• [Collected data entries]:
"""

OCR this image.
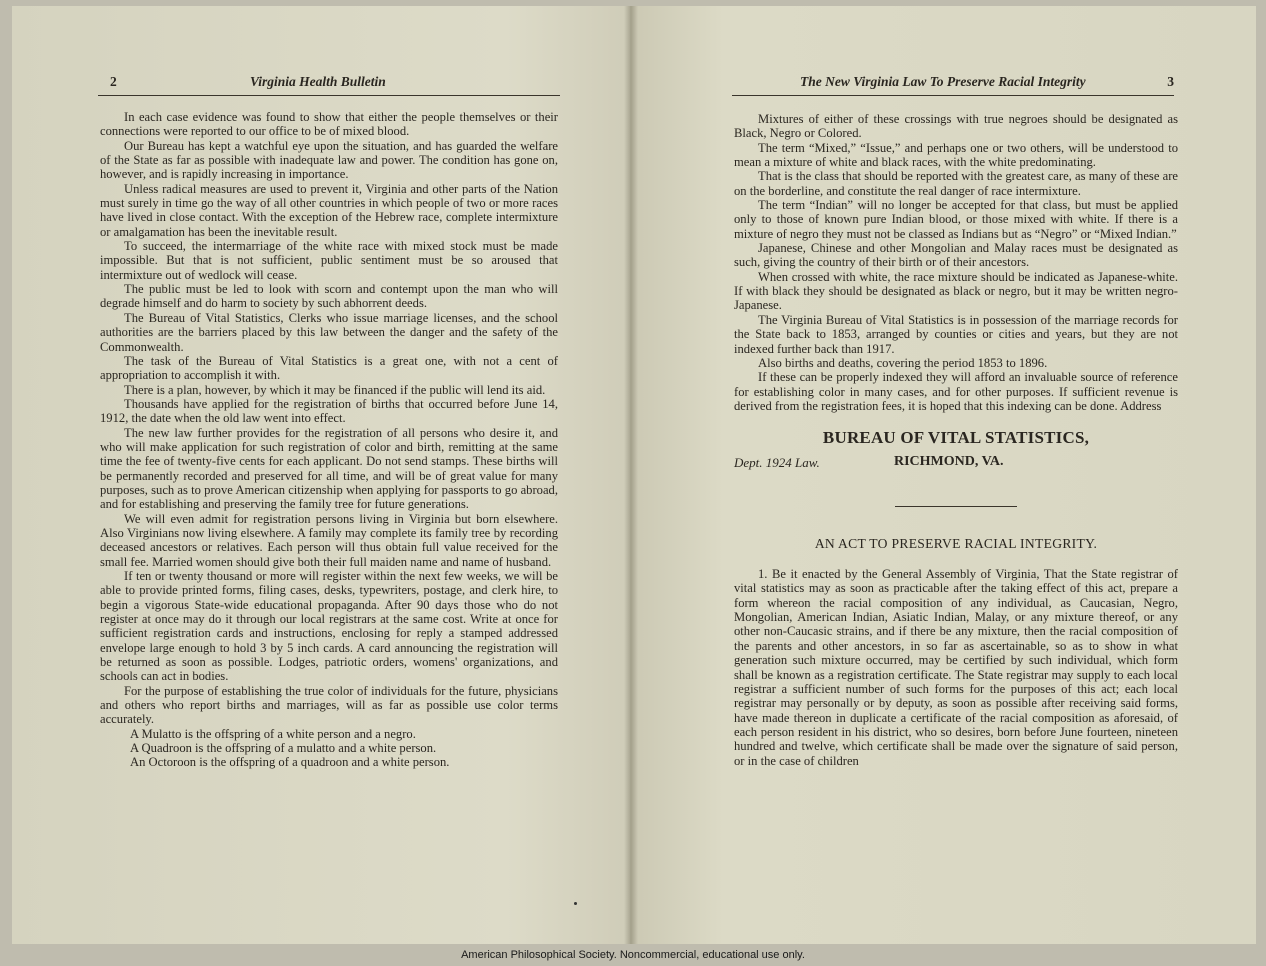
2	Virginia Health Bulletin

In each case evidence was found to show that either the people themselves or their connections were reported to our office to be of mixed blood.

Our Bureau has kept a watchful eye upon the situation, and has guarded the welfare of the State as far as possible with inadequate law and power. The condition has gone on, however, and is rapidly increasing in importance.

Unless radical measures are used to prevent it, Virginia and other parts of the Nation must surely in time go the way of all other countries in which people of two or more races have lived in close contact. With the exception of the Hebrew race, complete intermixture or amalgamation has been the inevitable result.

To succeed, the intermarriage of the white race with mixed stock must be made impossible. But that is not sufficient, public sentiment must be so aroused that intermixture out of wedlock will cease.

The public must be led to look with scorn and contempt upon the man who will degrade himself and do harm to society by such abhorrent deeds.

The Bureau of Vital Statistics, Clerks who issue marriage licenses, and the school authorities are the barriers placed by this law between the danger and the safety of the Commonwealth.

The task of the Bureau of Vital Statistics is a great one, with not a cent of appropriation to accomplish it with.

There is a plan, however, by which it may be financed if the public will lend its aid.

Thousands have applied for the registration of births that occurred before June 14, 1912, the date when the old law went into effect.

The new law further provides for the registration of all persons who desire it, and who will make application for such registration of color and birth, remitting at the same time the fee of twenty-five cents for each applicant. Do not send stamps. These births will be permanently recorded and preserved for all time, and will be of great value for many purposes, such as to prove American citizenship when applying for passports to go abroad, and for establishing and preserving the family tree for future generations.

We will even admit for registration persons living in Virginia but born elsewhere. Also Virginians now living elsewhere. A family may complete its family tree by recording deceased ancestors or relatives. Each person will thus obtain full value received for the small fee. Married women should give both their full maiden name and name of husband.

If ten or twenty thousand or more will register within the next few weeks, we will be able to provide printed forms, filing cases, desks, typewriters, postage, and clerk hire, to begin a vigorous State-wide educational propaganda. After 90 days those who do not register at once may do it through our local registrars at the same cost. Write at once for sufficient registration cards and instructions, enclosing for reply a stamped addressed envelope large enough to hold 3 by 5 inch cards. A card announcing the registration will be returned as soon as possible. Lodges, patriotic orders, womens' organizations, and schools can act in bodies.

For the purpose of establishing the true color of individuals for the future, physicians and others who report births and marriages, will as far as possible use color terms accurately.

A Mulatto is the offspring of a white person and a negro.

A Quadroon is the offspring of a mulatto and a white person.

An Octoroon is the offspring of a quadroon and a white person.

The New Virginia Law To Preserve Racial Integrity	3

Mixtures of either of these crossings with true negroes should be designated as Black, Negro or Colored.

The term “Mixed,” “Issue,” and perhaps one or two others, will be understood to mean a mixture of white and black races, with the white predominating.

That is the class that should be reported with the greatest care, as many of these are on the borderline, and constitute the real danger of race intermixture.

The term “Indian” will no longer be accepted for that class, but must be applied only to those of known pure Indian blood, or those mixed with white. If there is a mixture of negro they must not be classed as Indians but as “Negro” or “Mixed Indian.”

Japanese, Chinese and other Mongolian and Malay races must be designated as such, giving the country of their birth or of their ancestors.

When crossed with white, the race mixture should be indicated as Japanese-white. If with black they should be designated as black or negro, but it may be written negro-Japanese.

The Virginia Bureau of Vital Statistics is in possession of the marriage records for the State back to 1853, arranged by counties or cities and years, but they are not indexed further back than 1917.

Also births and deaths, covering the period 1853 to 1896.

If these can be properly indexed they will afford an invaluable source of reference for establishing color in many cases, and for other purposes. If sufficient revenue is derived from the registration fees, it is hoped that this indexing can be done. Address

BUREAU OF VITAL STATISTICS,
Dept. 1924 Law.	RICHMOND, VA.
AN ACT TO PRESERVE RACIAL INTEGRITY.

1. Be it enacted by the General Assembly of Virginia, That the State registrar of vital statistics may as soon as practicable after the taking effect of this act, prepare a form whereon the racial composition of any individual, as Caucasian, Negro, Mongolian, American Indian, Asiatic Indian, Malay, or any mixture thereof, or any other non-Caucasic strains, and if there be any mixture, then the racial composition of the parents and other ancestors, in so far as ascertainable, so as to show in what generation such mixture occurred, may be certified by such individual, which form shall be known as a registration certificate. The State registrar may supply to each local registrar a sufficient number of such forms for the purposes of this act; each local registrar may personally or by deputy, as soon as possible after receiving said forms, have made thereon in duplicate a certificate of the racial composition as aforesaid, of each person resident in his district, who so desires, born before June fourteen, nineteen hundred and twelve, which certificate shall be made over the signature of said person, or in the case of children

American Philosophical Society. Noncommercial, educational use only.
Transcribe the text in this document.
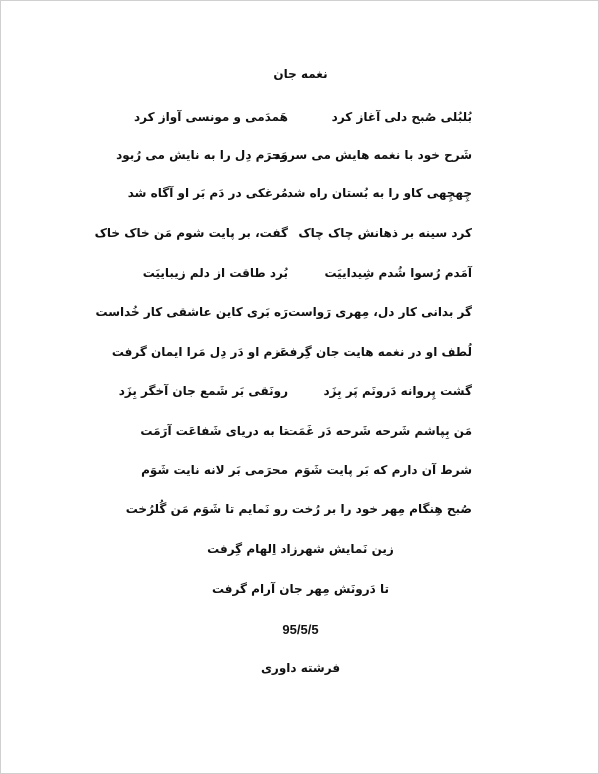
نغمه جان
بُلبُلی صُبح دلی آغاز کرد
هَمدَمی و مونسی آواز کرد
شَرح خود با نغمه هایش می سرود
مَحرَم دِل را به نایش می رُبود
چِهچِهی کاو را به بُستان راه شد
مُرغکی در دَم بَر او آگاه شد
کرد سینه بر ذهانش چاک چاک
گفت، بر پایت شوم مَن خاک خاک
آمَدم رُسوا شُدم شِیداییَت
بُرد طاقت از دلم زیباییَت
گر بدانی کار دل، مِهری رَواست
رَه بَری کاین عاشقی کار خُداست
لُطف او در نغمه هایت جان گِرفت
عَزم او دَر دِل مَرا ایمان گرفت
گشت پِروانه دَرونَم پَر بِزَد
رونَقی بَر شَمع جان آخگر بِزَد
مَن بِپاشم شَرحه شَرحه دَر غَمَت
تا به دریای شَفاعَت آرَمَت
شرط آن دارم که بَر پایت شَوَم
محرَمی بَر لانه نایت شَوَم
صُبح هِنگام مِهر خود را بر رُخت
رو نَمایم تا شَوَم مَن گُلرُخت
زین نَمایش شهرزاد اِلهام گِرفت
تا دَرونَش مِهر جان آرام گرفت
95/5/5
فرشته داوری
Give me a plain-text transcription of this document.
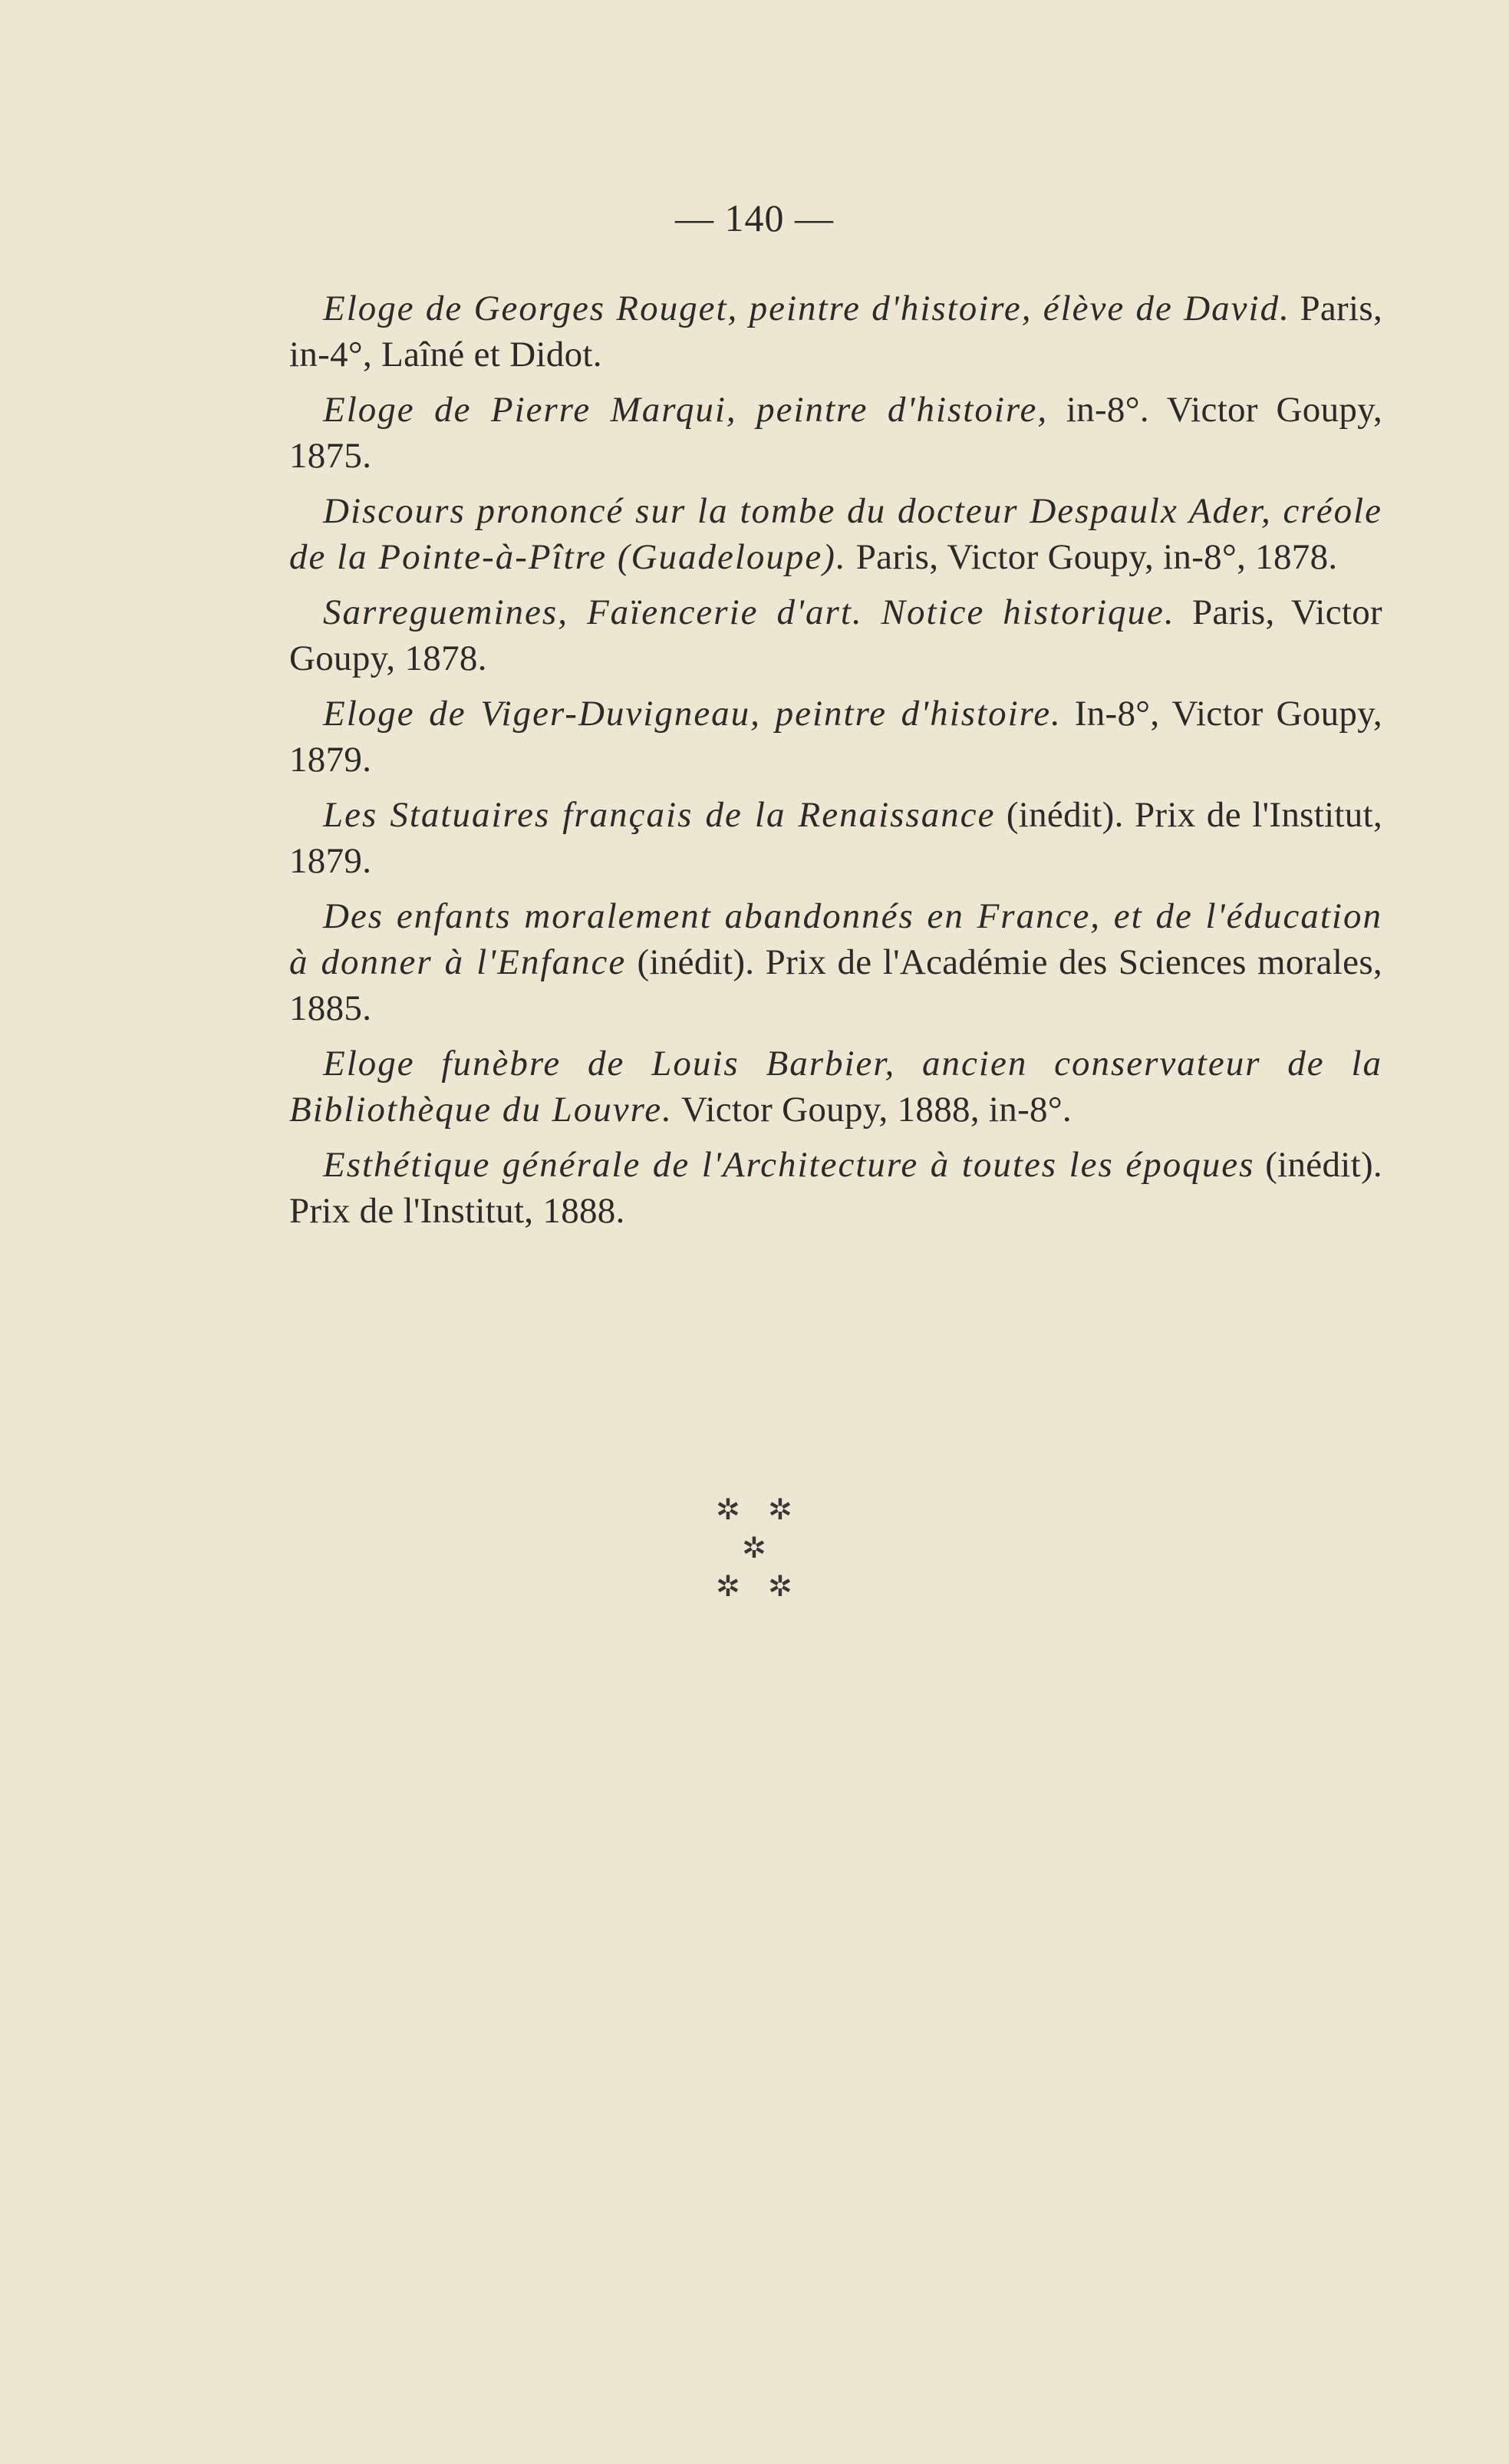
— 140 —

Eloge de Georges Rouget, peintre d'histoire, élève de David. Paris, in-4°, Laîné et Didot.

Eloge de Pierre Marqui, peintre d'histoire, in-8°. Victor Goupy, 1875.

Discours prononcé sur la tombe du docteur Despaulx Ader, créole de la Pointe-à-Pître (Guadeloupe). Paris, Victor Goupy, in-8°, 1878.

Sarreguemines, Faïencerie d'art. Notice historique. Paris, Victor Goupy, 1878.

Eloge de Viger-Duvigneau, peintre d'histoire. In-8°, Victor Goupy, 1879.

Les Statuaires français de la Renaissance (inédit). Prix de l'Institut, 1879.

Des enfants moralement abandonnés en France, et de l'éducation à donner à l'Enfance (inédit). Prix de l'Académie des Sciences morales, 1885.

Eloge funèbre de Louis Barbier, ancien conservateur de la Bibliothèque du Louvre. Victor Goupy, 1888, in-8°.

Esthétique générale de l'Architecture à toutes les époques (inédit). Prix de l'Institut, 1888.

✲ ✲
✲
✲ ✲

"""

• [Work instructions]: From the data above, copy each line that has the string "value".

• [Answer to this exercise]:
The new law further provides for the registration of all persons who desire it, and who will make application for such registration of color and birth, remitting at the same time the fee of twenty-five cents for each applicant. Do not send stamps. These births will be permanently recorded and preserved for all time, and will be of great value for many purposes, such as to prove American citizenship when applying for passports to go abroad, and for establishing and preserving the family tree for future generations.
We will even admit for registration persons living in Virginia but born elsewhere. Also Virginians now living elsewhere. A family may complete its family tree by recording deceased ancestors or relatives. Each person will thus obtain full value received for the small fee. Married women should give both their full maiden name and name of husband.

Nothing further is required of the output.